John is a Shanghai-based linguist and entrepreneur, founder of AllSet Learning.

Comments

  1. I cannot use it, because as my web is in Spanish, doesn’t ignore the Spanish prepositions.

    For example, the biggest word I have is “de”, and after that, “el”, “en” y “que”.

    Only “China”, “chino”, “chinos” and “estrella” are remarkable.

  2. That’s just nifty… the fact that “chickens” beat out “china” for size from my main page’s content says something about my blog 😉

  3. Yeah, you’re right Chinochano. It doesn’t work for Spanish. We get a sort of Spanish Prepositions Catalogue.

    Seems useful for English language blogs, though it’s also somewhat misleading.

  4. Good point. The word “the” accounts for over 6% of all words in English media. There are several other common words missing from those tag clouds. I wonder which words it ignores…

    http://www.edict.com.hk/lexiconindex/frequencylists/words2000.htm

  5. That is so cool! Thanks for sharing it. It would be interesting to do a comparison of tag clouds for a blog’s front page over a month or so, taking snapshots once or twice a week. And leaving out the words (permalink, for instance, in my tagcloud) that are not content-related.
- - - -
__Work to complete__.
**A)** Answer these questions using the comments on tag clouds:
(i) In which city is John based?
(ii) Which four words did the first commenter single out as remarkable?
(iii) According to the fourth comment, what share of all words in English media does "the" account for?
**B)** Carry the comments on tag clouds forward with further comments that follow on from the last one shown.

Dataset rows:
- - - -
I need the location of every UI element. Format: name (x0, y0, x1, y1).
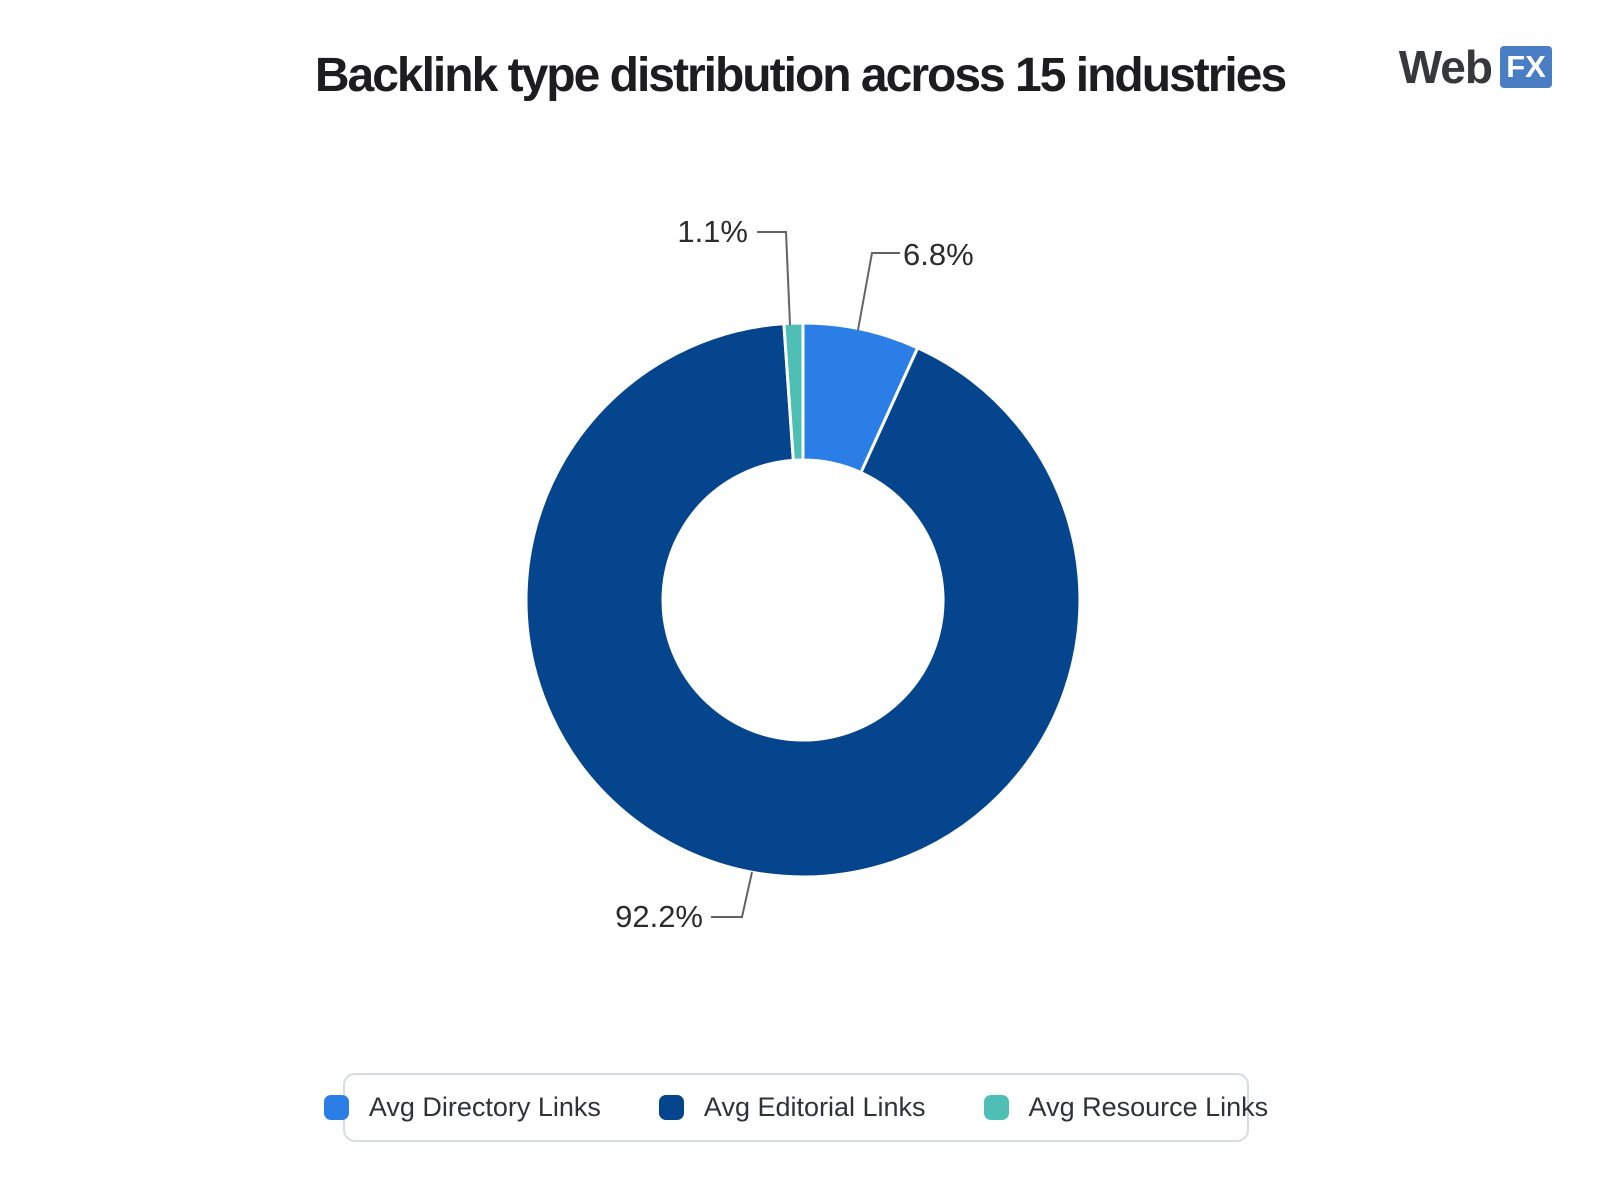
legend-label-directory: Avg Directory Links (368, 1092, 601, 1122)
webfx-logo: Web FX (1399, 44, 1552, 90)
label-resource-percent: 1.1% (677, 214, 748, 249)
label-directory-percent: 6.8% (903, 237, 974, 272)
legend-swatch-editorial-icon (658, 1095, 684, 1120)
leader-line-resource (757, 231, 791, 326)
donut-slice-avg-editorial-links[interactable] (524, 322, 1082, 879)
legend-swatch-resource-icon (983, 1095, 1009, 1120)
legend-label-editorial: Avg Editorial Links (703, 1092, 926, 1122)
label-editorial-percent: 92.2% (615, 899, 703, 934)
leader-line-directory (857, 252, 900, 331)
legend-item-avg-resource-links[interactable]: Avg Resource Links (983, 1092, 1269, 1123)
legend-label-resource: Avg Resource Links (1028, 1092, 1269, 1122)
chart-title: Backlink type distribution across 15 ind… (314, 49, 1287, 102)
legend-swatch-directory-icon (323, 1095, 349, 1120)
legend-item-avg-directory-links[interactable]: Avg Directory Links (323, 1092, 601, 1123)
legend-item-avg-editorial-links[interactable]: Avg Editorial Links (658, 1092, 926, 1123)
chart-header: Backlink type distribution across 15 ind… (0, 48, 1600, 103)
webfx-logo-web-text: Web (1398, 41, 1493, 93)
webfx-logo-fx-badge: FX (1500, 46, 1552, 88)
legend: Avg Directory Links Avg Editorial Links … (323, 1073, 1268, 1142)
leader-line-editorial (711, 871, 753, 918)
donut-slices (524, 321, 1082, 879)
- - - -
__Final results__.
**A)**
(i) Shanghai.
(ii) "China", "chino", "chinos" and "estrella".
(iii) Over 6%.

**B)**
  6. Hey, I’m the guy that created TagCrowd and I really appreciate all the comments. Since it’s still alpha software, all these ideas go towards making it a better and more useful tool.

    Lyn is right: the software works by automatically removing the most common English words, which tend to be irrelevant parts of speech, like ‘the’, ‘and’, ‘there’, etc.

    Until now, I hadn’t even thought about translating TagCrowd to other languages. That is super-valuable feedback. I’ll need to seek out equivalent word-lists for other languages in order for it to be useful for speakers/writers in those languages. I’d love anyone’s help with that if you know of good resources.

    If anyone has any more thoughts or suggestions, feel free to send me feedback.